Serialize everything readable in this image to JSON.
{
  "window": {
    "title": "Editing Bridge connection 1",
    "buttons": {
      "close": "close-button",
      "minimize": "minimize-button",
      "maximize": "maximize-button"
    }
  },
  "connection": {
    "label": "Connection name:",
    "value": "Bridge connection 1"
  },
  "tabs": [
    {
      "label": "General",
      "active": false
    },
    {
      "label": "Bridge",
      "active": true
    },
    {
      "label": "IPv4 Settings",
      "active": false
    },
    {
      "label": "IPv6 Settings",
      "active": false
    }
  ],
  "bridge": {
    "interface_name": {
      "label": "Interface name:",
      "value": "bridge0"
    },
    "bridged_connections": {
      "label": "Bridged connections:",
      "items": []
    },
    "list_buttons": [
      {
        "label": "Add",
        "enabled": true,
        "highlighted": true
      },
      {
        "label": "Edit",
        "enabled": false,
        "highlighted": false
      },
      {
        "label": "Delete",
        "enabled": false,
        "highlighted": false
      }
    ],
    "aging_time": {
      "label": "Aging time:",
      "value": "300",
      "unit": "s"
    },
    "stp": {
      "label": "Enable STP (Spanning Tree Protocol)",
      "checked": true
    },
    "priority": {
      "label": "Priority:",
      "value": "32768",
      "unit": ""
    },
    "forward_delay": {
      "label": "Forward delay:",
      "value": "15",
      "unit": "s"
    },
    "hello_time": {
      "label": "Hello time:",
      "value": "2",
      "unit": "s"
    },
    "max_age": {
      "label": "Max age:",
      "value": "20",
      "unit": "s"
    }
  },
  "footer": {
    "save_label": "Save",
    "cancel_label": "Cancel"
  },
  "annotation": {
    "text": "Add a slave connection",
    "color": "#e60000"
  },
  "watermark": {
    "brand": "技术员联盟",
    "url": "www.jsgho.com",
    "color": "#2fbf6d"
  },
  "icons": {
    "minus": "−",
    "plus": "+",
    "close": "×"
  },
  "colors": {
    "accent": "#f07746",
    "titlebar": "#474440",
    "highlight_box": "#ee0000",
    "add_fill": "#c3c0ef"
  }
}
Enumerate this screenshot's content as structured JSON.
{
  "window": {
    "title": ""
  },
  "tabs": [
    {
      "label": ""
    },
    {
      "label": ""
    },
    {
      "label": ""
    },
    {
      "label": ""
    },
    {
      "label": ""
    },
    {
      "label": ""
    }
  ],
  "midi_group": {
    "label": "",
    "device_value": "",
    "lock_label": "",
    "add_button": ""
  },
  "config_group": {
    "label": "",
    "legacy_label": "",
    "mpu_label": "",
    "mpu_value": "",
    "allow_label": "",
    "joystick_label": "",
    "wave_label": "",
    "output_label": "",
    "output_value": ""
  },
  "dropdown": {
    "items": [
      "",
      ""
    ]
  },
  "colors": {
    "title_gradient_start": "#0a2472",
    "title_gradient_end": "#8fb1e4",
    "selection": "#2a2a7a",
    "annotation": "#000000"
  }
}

****

▸ **Your task**: From the records above, extract every entry verbatim.

▸ **Result of the exercise**:
Serialize everything readable in this image to JSON.
{
  "window": {
    "title": "Editing Bridge connection 1",
    "buttons": {
      "close": "close-button",
      "minimize": "minimize-button",
      "maximize": "maximize-button"
    }
  },
  "connection": {
    "label": "Connection name:",
    "value": "Bridge connection 1"
  },
  "tabs": [
    {
      "label": "General",
      "active": false
    },
    {
      "label": "Bridge",
      "active": true
    },
    {
      "label": "IPv4 Settings",
      "active": false
    },
    {
      "label": "IPv6 Settings",
      "active": false
    }
  ],
  "bridge": {
    "interface_name": {
      "label": "Interface name:",
      "value": "bridge0"
    },
    "bridged_connections": {
      "label": "Bridged connections:",
      "items": []
    },
    "list_buttons": [
      {
        "label": "Add",
        "enabled": true,
        "highlighted": true
      },
      {
        "label": "Edit",
        "enabled": false,
        "highlighted": false
      },
      {
        "label": "Delete",
        "enabled": false,
        "highlighted": false
      }
    ],
    "aging_time": {
      "label": "Aging time:",
      "value": "300",
      "unit": "s"
    },
    "stp": {
      "label": "Enable STP (Spanning Tree Protocol)",
      "checked": true
    },
    "priority": {
      "label": "Priority:",
      "value": "32768",
      "unit": ""
    },
    "forward_delay": {
      "label": "Forward delay:",
      "value": "15",
      "unit": "s"
    },
    "hello_time": {
      "label": "Hello time:",
      "value": "2",
      "unit": "s"
    },
    "max_age": {
      "label": "Max age:",
      "value": "20",
      "unit": "s"
    }
  },
  "footer": {
    "save_label": "Save",
    "cancel_label": "Cancel"
  },
  "annotation": {
    "text": "Add a slave connection",
    "color": "#e60000"
  },
  "watermark": {
    "brand": "技术员联盟",
    "url": "www.jsgho.com",
    "color": "#2fbf6d"
  },
  "icons": {
    "minus": "−",
    "plus": "+",
    "close": "×"
  },
  "colors": {
    "accent": "#f07746",
    "titlebar": "#474440",
    "highlight_box": "#ee0000",
    "add_fill": "#c3c0ef"
  }
}
Enumerate this screenshot's content as structured JSON.
{
  "window": {
    "title": ""
  },
  "tabs": [
    {
      "label": ""
    },
    {
      "label": ""
    },
    {
      "label": ""
    },
    {
      "label": ""
    },
    {
      "label": ""
    },
    {
      "label": ""
    }
  ],
  "midi_group": {
    "label": "",
    "device_value": "",
    "lock_label": "",
    "add_button": ""
  },
  "config_group": {
    "label": "",
    "legacy_label": "",
    "mpu_label": "",
    "mpu_value": "",
    "allow_label": "",
    "joystick_label": "",
    "wave_label": "",
    "output_label": "",
    "output_value": ""
  },
  "dropdown": {
    "items": [
      "",
      ""
    ]
  },
  "colors": {
    "title_gradient_start": "#0a2472",
    "title_gradient_end": "#8fb1e4",
    "selection": "#2a2a7a",
    "annotation": "#000000"
  }
}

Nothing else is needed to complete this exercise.